Goal of the exercise.
Copy out each line that includes the word "TradingView".

Dataset records.
***

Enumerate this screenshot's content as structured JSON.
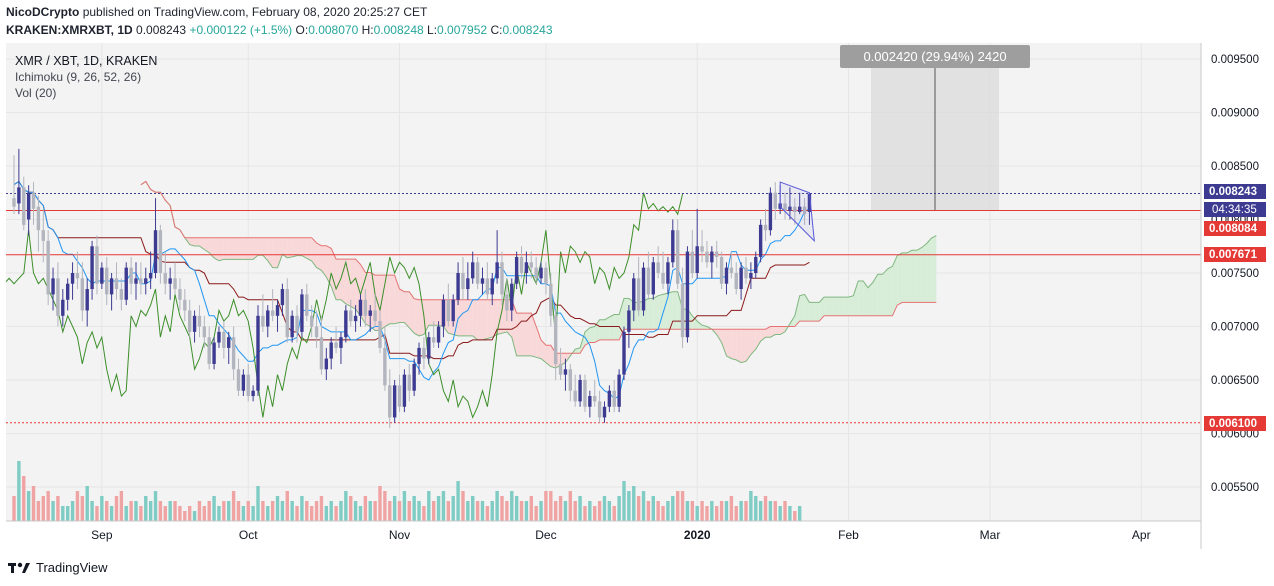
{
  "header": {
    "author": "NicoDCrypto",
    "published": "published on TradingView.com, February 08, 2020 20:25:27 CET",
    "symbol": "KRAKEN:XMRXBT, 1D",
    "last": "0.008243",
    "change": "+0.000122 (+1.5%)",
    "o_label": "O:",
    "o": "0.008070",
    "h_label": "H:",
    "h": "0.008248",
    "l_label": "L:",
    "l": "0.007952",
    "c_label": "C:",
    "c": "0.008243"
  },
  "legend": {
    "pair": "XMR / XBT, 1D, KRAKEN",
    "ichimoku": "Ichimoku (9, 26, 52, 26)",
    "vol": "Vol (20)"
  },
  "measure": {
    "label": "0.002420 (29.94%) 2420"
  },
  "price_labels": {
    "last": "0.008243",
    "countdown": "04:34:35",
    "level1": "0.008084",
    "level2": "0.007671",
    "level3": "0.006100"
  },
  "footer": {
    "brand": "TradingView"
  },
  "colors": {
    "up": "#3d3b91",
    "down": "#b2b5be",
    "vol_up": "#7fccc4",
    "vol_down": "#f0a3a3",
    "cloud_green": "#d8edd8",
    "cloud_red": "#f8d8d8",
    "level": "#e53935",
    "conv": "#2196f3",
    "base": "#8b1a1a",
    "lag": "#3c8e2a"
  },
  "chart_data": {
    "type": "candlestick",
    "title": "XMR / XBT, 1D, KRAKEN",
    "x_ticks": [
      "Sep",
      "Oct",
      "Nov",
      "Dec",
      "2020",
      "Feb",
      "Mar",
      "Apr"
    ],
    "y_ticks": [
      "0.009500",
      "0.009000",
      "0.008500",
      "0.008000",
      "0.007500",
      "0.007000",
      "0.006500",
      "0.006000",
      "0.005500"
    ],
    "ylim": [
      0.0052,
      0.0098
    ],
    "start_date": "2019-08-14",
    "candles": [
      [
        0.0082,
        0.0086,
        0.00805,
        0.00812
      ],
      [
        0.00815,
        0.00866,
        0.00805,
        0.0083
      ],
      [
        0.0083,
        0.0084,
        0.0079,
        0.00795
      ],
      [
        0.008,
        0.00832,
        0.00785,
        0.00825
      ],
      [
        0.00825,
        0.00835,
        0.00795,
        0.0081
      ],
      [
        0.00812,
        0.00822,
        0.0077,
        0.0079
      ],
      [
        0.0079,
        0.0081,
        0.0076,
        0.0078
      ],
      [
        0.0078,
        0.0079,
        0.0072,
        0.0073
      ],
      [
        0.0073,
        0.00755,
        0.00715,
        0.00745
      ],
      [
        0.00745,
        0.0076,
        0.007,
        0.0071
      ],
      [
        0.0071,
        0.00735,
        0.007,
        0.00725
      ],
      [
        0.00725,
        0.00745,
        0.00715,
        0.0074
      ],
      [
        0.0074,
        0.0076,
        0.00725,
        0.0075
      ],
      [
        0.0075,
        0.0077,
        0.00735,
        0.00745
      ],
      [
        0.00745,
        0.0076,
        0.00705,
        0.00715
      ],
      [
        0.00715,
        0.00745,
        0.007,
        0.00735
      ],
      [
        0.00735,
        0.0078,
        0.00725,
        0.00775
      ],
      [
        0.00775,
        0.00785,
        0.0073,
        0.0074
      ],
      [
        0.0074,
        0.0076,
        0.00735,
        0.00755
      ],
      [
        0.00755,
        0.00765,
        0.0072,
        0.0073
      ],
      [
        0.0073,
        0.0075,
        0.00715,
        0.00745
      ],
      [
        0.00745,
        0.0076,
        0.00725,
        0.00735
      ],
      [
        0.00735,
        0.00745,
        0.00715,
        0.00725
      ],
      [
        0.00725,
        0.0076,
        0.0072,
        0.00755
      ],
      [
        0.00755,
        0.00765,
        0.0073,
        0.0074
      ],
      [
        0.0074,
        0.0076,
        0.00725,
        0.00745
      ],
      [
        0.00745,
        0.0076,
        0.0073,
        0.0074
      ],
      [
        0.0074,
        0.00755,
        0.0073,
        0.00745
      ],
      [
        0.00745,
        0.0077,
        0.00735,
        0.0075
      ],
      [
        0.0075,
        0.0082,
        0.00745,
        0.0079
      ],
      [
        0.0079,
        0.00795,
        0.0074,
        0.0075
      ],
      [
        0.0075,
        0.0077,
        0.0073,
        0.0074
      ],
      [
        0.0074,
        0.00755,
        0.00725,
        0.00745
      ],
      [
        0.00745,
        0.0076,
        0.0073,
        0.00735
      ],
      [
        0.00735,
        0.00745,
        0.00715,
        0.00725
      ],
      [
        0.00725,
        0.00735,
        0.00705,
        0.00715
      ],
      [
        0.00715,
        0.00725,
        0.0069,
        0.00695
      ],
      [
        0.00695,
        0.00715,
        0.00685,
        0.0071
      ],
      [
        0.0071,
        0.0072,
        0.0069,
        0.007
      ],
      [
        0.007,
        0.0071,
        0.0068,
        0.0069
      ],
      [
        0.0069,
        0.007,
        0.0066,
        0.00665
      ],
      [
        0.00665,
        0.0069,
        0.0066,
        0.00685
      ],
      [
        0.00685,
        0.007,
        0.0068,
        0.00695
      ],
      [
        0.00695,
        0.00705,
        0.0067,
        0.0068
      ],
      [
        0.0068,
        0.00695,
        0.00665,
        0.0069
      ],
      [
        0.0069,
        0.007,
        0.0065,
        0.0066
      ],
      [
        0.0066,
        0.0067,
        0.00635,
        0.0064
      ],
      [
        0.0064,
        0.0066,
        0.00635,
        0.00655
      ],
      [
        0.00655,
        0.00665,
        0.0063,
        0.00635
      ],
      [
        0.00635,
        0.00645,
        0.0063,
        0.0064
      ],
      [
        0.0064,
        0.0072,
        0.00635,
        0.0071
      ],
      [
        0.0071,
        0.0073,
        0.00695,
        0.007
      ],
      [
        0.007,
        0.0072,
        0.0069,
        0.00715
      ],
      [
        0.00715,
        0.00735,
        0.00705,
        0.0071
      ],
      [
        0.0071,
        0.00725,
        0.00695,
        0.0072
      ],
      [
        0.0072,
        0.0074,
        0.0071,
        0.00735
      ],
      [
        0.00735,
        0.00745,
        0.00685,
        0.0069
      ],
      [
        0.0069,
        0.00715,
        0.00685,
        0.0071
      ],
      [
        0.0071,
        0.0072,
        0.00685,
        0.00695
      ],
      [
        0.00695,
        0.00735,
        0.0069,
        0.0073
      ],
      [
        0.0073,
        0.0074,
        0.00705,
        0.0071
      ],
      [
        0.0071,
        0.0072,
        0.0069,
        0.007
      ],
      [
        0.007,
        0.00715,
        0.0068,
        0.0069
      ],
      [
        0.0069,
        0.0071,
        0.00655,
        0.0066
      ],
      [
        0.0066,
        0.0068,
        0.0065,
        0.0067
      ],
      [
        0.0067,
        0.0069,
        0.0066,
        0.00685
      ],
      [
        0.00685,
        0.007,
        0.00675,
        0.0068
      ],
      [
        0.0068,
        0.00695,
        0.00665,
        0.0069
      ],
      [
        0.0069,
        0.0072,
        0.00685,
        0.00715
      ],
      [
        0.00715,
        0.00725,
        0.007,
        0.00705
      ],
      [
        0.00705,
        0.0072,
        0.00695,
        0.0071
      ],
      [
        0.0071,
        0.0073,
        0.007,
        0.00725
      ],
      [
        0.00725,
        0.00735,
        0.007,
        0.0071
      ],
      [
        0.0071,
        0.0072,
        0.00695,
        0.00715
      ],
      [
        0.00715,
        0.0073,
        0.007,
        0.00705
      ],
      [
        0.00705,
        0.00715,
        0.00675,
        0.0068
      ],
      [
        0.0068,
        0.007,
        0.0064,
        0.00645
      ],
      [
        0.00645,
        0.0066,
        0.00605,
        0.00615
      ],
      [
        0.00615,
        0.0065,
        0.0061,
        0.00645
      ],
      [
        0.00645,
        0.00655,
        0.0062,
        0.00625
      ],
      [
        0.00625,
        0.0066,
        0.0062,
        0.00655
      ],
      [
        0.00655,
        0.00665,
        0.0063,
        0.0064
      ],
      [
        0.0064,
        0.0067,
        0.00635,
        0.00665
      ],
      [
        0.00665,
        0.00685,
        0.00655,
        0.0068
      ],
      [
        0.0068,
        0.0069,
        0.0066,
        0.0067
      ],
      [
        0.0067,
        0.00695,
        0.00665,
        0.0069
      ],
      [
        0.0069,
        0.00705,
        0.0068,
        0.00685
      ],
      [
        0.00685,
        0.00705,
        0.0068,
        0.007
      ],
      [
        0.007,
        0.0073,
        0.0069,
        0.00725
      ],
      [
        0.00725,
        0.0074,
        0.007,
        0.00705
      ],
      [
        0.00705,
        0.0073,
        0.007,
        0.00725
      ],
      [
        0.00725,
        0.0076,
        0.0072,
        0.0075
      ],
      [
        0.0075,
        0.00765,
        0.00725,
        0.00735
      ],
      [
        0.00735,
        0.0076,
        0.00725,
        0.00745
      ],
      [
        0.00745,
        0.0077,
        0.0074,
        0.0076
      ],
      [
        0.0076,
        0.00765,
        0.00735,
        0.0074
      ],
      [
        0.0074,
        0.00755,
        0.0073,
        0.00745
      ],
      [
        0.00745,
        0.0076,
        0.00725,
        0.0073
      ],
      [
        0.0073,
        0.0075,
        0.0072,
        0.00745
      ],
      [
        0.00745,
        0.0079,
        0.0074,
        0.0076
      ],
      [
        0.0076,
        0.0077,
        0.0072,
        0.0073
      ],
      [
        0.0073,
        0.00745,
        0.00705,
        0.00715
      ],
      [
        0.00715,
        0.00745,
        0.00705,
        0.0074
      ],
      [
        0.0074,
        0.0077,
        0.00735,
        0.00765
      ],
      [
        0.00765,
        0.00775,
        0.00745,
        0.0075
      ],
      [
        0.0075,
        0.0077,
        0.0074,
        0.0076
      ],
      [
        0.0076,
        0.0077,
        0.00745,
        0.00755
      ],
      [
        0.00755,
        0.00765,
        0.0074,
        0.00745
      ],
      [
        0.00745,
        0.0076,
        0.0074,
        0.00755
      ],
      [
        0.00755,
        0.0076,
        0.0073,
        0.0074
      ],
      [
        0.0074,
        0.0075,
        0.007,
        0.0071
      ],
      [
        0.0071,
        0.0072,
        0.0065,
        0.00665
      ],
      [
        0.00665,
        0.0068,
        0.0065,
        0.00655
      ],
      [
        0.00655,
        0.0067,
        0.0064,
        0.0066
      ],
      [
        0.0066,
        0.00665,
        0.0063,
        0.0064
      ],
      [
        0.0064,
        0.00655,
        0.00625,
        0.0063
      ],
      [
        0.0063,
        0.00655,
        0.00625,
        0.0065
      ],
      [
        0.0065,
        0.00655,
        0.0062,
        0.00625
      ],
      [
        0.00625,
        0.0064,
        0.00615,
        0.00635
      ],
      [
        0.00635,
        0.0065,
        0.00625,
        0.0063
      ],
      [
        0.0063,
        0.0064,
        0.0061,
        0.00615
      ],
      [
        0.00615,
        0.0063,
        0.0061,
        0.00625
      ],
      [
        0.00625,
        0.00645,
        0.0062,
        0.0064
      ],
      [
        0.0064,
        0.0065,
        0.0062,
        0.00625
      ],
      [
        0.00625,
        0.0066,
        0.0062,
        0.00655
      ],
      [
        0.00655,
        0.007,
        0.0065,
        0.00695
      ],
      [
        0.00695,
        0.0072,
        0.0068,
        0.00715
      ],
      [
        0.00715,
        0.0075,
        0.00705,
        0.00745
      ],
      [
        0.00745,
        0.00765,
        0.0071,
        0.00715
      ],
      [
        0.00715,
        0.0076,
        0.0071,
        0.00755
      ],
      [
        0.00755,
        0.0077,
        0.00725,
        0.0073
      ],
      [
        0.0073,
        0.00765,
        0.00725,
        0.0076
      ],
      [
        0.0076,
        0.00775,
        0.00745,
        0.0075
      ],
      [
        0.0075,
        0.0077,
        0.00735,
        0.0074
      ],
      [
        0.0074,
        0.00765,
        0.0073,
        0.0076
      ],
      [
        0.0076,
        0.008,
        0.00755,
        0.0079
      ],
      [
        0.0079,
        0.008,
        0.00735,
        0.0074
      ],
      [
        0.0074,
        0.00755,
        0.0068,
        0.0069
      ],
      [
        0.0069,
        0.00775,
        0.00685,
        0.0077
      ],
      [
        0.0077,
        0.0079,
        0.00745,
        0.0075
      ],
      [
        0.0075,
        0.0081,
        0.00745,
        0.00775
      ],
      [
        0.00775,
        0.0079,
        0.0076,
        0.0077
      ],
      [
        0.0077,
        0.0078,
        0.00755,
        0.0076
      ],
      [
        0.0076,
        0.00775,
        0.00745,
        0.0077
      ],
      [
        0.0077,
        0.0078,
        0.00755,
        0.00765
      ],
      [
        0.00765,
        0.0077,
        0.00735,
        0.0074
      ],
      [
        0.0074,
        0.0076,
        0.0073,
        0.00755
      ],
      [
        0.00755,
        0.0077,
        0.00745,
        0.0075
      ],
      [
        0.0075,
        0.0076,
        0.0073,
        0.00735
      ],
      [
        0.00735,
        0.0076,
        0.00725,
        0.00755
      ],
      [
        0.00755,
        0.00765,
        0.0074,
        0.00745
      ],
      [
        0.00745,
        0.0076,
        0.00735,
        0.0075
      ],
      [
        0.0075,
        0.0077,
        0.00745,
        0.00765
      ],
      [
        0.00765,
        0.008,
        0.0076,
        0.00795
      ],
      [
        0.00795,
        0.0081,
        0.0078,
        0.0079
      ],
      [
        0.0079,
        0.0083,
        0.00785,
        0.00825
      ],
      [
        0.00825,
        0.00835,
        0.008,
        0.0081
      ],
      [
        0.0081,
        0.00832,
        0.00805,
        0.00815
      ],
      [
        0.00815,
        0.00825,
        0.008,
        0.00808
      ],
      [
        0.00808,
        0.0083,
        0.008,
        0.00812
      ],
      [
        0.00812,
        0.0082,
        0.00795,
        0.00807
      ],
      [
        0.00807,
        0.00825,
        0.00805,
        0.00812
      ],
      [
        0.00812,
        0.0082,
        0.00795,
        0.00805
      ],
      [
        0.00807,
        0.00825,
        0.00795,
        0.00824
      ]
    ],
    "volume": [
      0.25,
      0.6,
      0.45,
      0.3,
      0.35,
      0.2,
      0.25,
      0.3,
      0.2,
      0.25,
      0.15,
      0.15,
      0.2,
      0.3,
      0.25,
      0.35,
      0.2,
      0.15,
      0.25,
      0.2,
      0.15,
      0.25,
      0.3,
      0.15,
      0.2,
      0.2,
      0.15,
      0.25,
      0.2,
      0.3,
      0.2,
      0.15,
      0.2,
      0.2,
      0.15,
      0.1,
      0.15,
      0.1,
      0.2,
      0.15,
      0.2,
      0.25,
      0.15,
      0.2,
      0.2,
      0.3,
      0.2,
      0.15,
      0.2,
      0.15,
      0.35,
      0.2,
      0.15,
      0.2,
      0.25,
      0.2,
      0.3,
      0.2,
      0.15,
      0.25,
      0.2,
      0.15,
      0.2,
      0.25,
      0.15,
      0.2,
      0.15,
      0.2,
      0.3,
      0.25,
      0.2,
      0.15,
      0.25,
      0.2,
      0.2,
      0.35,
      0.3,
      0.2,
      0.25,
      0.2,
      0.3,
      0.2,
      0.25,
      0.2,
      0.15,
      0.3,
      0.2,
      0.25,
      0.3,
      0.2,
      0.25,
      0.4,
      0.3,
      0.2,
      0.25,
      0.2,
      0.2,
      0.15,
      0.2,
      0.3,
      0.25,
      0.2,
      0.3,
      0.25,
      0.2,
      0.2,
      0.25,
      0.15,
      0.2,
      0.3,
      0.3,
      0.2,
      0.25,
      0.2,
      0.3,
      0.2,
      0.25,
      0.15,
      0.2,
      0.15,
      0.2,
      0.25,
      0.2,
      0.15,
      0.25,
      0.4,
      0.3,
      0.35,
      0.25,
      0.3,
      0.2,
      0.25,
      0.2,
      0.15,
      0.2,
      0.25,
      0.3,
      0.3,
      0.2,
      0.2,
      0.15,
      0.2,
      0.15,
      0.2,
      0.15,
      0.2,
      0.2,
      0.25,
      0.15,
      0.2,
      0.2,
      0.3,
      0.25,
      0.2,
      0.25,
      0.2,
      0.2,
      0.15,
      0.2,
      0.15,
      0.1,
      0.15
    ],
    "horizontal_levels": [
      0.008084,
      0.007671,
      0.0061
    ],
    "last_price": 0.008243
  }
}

***

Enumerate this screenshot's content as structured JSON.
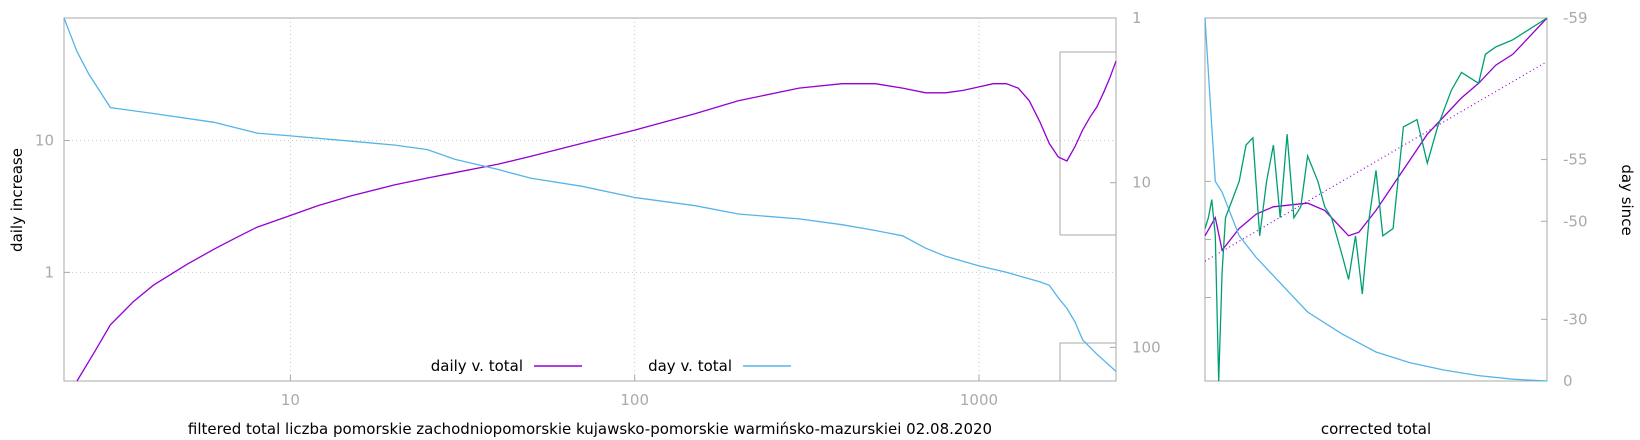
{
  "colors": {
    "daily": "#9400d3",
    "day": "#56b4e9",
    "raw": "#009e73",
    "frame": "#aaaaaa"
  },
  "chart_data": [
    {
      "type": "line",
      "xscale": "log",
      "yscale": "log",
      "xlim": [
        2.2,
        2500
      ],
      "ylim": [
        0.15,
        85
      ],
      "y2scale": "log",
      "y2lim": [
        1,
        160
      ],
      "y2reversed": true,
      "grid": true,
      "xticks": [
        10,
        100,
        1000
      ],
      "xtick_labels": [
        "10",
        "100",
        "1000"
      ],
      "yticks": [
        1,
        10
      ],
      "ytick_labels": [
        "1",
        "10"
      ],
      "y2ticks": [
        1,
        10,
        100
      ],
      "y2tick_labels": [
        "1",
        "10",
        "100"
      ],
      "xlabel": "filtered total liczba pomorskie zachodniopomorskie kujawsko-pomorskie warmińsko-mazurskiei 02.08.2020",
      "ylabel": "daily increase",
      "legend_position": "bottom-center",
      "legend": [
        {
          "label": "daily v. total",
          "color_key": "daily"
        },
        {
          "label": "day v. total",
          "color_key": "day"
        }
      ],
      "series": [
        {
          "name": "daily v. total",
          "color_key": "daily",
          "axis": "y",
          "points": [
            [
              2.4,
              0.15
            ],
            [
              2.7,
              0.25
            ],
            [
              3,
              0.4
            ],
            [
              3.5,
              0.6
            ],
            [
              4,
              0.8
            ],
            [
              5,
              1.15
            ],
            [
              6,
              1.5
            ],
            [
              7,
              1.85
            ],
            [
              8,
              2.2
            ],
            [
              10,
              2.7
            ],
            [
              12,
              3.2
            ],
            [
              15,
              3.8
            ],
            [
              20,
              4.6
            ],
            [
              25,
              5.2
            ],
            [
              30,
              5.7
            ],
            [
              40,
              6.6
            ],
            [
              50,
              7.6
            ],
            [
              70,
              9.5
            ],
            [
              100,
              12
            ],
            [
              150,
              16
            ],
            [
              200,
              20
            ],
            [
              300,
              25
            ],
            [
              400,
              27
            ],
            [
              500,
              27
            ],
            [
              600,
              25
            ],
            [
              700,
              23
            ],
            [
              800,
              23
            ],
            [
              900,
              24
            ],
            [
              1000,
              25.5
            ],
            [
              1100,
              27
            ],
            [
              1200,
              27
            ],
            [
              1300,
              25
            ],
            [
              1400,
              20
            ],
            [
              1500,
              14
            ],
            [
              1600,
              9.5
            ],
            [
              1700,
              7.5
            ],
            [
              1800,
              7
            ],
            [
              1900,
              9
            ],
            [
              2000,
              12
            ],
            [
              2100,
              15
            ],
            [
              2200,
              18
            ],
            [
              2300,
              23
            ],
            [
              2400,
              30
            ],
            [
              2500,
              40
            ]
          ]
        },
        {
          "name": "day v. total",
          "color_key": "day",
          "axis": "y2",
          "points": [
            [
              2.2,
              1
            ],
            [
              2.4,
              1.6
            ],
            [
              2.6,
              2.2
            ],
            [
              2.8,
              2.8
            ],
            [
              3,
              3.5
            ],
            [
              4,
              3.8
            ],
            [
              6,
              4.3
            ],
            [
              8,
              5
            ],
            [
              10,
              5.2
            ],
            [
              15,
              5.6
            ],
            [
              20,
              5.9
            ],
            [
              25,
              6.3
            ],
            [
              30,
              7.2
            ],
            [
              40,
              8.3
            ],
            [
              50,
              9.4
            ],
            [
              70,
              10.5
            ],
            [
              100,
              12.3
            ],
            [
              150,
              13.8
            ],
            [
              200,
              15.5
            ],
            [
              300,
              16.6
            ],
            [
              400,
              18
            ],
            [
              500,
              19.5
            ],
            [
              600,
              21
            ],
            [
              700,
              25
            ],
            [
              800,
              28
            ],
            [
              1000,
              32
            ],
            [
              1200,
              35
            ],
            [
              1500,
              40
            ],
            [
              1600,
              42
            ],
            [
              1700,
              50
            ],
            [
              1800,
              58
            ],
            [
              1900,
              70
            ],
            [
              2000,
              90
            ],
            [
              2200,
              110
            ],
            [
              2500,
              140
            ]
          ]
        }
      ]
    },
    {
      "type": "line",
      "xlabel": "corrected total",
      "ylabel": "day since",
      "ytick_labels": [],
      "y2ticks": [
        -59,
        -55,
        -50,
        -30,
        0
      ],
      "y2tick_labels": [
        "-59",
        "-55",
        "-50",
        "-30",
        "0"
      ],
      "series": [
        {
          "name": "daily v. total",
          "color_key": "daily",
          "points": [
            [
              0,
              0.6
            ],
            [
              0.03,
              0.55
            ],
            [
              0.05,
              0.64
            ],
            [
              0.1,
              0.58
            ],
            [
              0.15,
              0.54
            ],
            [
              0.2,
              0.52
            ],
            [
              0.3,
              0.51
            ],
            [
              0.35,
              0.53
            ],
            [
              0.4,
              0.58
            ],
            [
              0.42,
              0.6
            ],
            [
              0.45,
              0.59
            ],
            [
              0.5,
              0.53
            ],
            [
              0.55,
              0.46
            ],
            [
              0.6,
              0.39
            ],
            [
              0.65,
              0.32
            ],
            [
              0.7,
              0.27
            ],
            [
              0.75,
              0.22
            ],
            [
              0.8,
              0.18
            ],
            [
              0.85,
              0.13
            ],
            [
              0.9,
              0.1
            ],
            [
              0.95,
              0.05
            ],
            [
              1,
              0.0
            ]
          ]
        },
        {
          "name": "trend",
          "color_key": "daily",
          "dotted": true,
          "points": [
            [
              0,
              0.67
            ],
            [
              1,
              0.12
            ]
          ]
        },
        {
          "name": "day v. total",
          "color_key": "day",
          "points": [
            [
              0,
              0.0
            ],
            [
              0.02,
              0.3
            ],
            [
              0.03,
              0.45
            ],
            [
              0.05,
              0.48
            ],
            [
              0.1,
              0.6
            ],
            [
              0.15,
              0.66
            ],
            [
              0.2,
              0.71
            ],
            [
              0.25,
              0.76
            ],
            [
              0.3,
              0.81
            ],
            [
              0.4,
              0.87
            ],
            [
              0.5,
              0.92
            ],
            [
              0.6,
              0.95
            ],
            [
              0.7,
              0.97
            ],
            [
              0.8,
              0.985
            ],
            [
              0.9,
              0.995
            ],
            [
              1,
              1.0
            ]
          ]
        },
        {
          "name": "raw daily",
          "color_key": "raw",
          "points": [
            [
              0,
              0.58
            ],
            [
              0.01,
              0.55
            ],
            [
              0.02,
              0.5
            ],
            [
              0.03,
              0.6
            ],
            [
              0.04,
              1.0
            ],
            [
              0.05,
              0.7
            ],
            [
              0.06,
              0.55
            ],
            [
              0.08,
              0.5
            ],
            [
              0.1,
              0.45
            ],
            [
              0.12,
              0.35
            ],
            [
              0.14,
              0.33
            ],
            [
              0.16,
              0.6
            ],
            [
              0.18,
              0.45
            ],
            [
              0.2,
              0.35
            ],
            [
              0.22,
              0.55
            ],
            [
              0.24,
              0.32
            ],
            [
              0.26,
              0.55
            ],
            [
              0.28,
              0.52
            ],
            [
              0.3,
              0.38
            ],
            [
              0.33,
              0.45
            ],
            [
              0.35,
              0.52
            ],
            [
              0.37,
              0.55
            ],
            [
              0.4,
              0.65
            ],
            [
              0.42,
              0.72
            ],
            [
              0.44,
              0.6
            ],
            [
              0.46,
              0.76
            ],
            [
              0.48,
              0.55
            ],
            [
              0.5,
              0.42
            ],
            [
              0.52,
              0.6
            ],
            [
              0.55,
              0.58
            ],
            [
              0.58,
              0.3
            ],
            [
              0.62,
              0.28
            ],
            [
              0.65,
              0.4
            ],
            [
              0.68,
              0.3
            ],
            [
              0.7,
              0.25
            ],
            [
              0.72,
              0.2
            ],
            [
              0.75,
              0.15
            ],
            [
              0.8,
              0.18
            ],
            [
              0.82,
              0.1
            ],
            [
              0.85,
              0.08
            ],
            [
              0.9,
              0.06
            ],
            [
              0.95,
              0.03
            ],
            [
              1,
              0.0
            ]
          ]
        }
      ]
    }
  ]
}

***

Problem solution.
    "published": "published on TradingView.com, February 08, 2020 20:25:27 CET",
    "brand": "TradingView"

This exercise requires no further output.